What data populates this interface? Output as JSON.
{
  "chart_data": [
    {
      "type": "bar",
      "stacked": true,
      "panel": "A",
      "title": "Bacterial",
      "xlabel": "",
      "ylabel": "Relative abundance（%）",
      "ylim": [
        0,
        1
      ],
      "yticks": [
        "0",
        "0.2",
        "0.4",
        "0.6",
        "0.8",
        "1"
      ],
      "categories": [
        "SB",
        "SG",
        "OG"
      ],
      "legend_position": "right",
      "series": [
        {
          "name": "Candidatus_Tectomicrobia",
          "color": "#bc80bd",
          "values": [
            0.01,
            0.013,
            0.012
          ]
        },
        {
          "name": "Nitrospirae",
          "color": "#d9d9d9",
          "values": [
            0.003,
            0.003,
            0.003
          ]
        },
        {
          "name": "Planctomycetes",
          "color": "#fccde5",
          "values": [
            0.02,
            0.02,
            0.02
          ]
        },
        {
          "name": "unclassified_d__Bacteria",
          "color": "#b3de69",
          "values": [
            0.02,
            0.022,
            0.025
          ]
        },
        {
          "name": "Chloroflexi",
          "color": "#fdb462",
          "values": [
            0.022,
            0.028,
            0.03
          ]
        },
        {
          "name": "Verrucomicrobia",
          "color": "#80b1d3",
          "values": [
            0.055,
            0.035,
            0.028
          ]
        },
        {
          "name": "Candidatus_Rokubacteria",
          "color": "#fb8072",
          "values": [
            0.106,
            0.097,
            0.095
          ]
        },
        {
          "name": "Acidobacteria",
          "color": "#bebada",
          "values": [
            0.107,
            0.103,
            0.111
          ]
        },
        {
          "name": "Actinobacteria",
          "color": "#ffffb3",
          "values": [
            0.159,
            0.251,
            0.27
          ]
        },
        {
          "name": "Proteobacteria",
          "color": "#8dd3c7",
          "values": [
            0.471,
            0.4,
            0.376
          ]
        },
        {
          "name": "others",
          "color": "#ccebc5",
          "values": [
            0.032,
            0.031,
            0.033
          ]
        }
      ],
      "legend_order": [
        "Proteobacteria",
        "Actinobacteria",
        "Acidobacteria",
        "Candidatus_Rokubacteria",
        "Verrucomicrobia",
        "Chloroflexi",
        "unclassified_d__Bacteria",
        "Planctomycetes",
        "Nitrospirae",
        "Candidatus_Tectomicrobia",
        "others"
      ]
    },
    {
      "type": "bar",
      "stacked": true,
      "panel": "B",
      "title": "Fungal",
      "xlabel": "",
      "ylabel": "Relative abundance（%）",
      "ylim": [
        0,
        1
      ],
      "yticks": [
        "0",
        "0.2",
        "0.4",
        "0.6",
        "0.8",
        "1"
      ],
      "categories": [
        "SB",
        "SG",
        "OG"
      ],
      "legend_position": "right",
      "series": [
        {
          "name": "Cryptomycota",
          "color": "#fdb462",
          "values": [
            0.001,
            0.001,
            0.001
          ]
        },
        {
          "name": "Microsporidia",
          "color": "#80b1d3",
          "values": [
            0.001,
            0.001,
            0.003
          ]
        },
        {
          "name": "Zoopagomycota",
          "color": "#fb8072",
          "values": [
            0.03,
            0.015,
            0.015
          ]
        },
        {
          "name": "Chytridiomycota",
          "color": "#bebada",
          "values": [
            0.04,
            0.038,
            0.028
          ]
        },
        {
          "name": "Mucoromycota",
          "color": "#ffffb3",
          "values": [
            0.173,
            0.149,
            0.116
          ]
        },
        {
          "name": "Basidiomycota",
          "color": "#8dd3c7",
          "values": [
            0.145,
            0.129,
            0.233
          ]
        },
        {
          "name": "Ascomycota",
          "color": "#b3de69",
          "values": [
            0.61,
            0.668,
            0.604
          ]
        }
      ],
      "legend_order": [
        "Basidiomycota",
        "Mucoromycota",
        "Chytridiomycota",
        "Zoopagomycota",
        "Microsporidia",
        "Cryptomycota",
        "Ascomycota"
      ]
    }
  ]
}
==
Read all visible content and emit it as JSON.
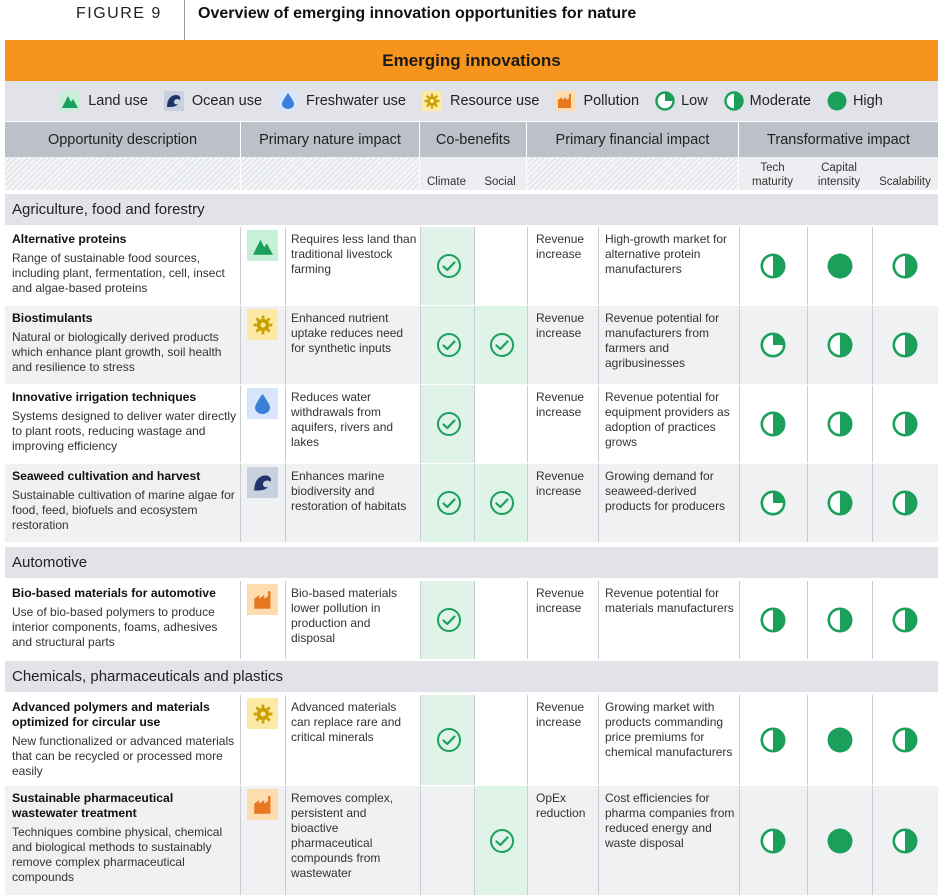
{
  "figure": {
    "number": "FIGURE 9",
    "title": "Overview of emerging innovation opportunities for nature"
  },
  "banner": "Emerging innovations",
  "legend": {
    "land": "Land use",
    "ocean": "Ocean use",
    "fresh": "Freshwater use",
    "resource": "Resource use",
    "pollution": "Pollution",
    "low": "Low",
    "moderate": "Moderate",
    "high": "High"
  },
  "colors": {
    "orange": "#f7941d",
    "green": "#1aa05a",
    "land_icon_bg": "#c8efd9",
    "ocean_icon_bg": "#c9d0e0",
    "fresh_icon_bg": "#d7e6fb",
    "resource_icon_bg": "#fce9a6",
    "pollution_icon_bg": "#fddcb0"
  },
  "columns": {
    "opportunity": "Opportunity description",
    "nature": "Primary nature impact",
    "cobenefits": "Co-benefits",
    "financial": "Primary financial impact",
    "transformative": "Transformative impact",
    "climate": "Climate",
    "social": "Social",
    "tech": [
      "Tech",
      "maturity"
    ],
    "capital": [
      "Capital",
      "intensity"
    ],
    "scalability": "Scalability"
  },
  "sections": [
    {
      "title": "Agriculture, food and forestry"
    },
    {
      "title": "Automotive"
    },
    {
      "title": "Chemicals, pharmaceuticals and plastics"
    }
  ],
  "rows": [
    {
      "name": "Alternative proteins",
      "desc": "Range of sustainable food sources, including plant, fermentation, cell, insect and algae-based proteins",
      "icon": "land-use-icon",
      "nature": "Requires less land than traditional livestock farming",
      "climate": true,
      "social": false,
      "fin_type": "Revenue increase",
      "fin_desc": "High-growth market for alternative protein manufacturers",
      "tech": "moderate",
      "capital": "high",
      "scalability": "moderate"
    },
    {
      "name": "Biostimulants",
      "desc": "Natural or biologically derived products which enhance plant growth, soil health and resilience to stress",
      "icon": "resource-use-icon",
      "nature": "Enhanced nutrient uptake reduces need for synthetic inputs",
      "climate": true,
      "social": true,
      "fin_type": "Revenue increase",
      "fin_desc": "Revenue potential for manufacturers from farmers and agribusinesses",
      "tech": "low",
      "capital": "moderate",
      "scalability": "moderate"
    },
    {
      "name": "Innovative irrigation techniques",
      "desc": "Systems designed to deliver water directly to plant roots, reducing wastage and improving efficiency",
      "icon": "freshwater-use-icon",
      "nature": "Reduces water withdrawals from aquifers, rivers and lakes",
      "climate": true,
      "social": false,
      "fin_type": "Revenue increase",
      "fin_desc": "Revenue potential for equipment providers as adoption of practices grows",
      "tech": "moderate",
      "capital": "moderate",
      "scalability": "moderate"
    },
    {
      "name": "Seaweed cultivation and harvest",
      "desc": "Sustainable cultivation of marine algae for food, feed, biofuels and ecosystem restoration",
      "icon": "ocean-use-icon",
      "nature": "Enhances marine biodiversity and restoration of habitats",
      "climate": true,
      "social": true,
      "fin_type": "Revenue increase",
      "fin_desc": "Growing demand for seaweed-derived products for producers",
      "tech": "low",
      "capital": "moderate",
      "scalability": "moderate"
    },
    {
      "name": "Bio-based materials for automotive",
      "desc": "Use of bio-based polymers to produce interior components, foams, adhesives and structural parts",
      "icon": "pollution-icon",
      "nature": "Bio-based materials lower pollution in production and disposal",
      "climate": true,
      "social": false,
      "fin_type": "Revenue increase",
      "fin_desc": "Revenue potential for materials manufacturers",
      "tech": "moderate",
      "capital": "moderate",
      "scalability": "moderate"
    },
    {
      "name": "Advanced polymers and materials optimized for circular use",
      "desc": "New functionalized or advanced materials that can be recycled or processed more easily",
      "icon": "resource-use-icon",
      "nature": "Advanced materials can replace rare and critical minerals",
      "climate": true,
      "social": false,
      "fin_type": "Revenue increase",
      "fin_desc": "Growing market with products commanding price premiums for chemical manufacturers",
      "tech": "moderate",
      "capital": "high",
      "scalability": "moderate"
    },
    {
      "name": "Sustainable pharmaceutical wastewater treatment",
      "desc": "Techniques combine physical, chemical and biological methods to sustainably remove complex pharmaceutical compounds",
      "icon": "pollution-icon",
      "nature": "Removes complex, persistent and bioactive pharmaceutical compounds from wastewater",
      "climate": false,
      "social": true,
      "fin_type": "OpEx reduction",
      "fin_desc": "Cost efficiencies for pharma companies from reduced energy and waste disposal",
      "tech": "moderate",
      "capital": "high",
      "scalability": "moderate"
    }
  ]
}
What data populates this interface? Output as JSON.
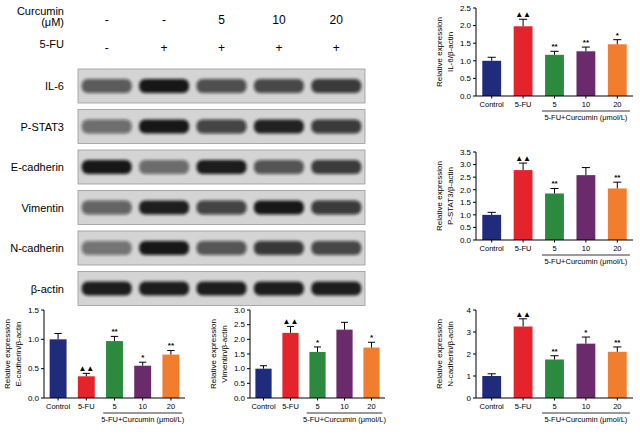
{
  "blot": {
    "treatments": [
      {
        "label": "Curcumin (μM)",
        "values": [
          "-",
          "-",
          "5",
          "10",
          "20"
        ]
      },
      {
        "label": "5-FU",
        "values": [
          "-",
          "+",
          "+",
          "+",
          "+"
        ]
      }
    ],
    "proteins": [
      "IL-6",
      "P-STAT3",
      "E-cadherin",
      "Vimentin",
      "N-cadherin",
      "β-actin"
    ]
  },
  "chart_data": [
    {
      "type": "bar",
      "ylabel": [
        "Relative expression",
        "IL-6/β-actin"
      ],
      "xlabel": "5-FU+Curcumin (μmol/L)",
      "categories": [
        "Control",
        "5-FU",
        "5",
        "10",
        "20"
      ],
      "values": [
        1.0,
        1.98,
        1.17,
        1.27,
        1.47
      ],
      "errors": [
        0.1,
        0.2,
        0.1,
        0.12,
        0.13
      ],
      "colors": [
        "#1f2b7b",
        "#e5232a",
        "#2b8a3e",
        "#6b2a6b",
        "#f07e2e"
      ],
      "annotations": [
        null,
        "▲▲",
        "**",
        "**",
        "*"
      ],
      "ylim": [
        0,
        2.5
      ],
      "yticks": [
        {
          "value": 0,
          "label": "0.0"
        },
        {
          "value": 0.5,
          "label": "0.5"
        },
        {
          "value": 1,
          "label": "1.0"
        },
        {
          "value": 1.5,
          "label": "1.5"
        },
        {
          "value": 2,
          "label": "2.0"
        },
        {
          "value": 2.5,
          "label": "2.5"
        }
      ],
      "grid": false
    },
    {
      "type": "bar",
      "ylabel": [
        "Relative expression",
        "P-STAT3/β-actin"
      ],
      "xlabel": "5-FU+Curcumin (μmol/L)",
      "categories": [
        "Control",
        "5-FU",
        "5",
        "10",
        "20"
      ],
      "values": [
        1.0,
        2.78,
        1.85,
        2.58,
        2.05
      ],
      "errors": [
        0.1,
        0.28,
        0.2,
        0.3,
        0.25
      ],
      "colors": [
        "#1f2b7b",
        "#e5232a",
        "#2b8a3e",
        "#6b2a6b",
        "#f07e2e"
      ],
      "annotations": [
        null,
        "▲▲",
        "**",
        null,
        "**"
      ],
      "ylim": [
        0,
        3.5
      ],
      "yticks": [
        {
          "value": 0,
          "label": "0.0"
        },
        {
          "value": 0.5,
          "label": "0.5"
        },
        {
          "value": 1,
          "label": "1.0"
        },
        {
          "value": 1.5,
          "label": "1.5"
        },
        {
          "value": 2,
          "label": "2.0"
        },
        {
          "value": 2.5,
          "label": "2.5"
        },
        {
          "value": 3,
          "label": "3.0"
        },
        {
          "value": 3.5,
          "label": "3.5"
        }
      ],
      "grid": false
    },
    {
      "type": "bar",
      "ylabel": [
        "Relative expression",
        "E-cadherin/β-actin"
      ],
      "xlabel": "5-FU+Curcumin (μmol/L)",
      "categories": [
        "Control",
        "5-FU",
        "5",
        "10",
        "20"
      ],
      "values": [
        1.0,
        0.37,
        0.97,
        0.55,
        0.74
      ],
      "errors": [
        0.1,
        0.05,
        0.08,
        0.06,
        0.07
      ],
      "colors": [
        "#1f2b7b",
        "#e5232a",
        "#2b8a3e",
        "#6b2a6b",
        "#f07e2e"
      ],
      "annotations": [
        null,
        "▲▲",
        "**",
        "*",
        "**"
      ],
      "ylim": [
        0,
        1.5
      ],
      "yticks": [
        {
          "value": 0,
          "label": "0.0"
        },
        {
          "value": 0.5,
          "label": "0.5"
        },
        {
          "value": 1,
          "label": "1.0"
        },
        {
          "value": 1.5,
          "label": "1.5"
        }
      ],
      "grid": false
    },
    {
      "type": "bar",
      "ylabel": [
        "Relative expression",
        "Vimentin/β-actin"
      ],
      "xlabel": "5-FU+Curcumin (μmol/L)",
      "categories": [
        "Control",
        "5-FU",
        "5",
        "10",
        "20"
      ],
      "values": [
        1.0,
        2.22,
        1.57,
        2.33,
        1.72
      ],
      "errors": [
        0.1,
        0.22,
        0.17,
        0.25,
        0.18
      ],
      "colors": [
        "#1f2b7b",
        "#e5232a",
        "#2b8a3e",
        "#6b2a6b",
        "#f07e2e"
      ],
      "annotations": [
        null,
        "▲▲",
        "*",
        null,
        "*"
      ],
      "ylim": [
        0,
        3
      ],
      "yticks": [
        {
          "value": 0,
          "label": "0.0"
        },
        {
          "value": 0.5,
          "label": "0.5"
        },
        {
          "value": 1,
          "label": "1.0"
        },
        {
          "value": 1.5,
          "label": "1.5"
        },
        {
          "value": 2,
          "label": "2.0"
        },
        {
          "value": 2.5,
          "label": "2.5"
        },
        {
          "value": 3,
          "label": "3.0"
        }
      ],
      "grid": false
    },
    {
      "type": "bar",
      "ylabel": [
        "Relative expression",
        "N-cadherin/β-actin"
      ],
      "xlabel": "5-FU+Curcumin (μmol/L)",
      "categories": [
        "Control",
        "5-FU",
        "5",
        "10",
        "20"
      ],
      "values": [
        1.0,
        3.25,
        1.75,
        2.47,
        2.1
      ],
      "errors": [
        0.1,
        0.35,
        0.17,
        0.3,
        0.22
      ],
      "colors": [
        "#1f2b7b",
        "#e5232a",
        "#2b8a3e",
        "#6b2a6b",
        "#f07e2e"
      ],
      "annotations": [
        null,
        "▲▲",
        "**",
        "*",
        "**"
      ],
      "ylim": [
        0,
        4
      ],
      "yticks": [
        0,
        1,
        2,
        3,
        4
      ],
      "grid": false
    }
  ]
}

TASK PROMPT
Where in the records above does the word "plant" appear? Copy each line that holds it.

RESPONSE AREA
      "desc": "Range of sustainable food sources, including plant, fermentation, cell, insect and algae-based proteins",
      "desc": "Natural or biologically derived products which enhance plant growth, soil health and resilience to stress",
      "desc": "Systems designed to deliver water directly to plant roots, reducing wastage and improving efficiency",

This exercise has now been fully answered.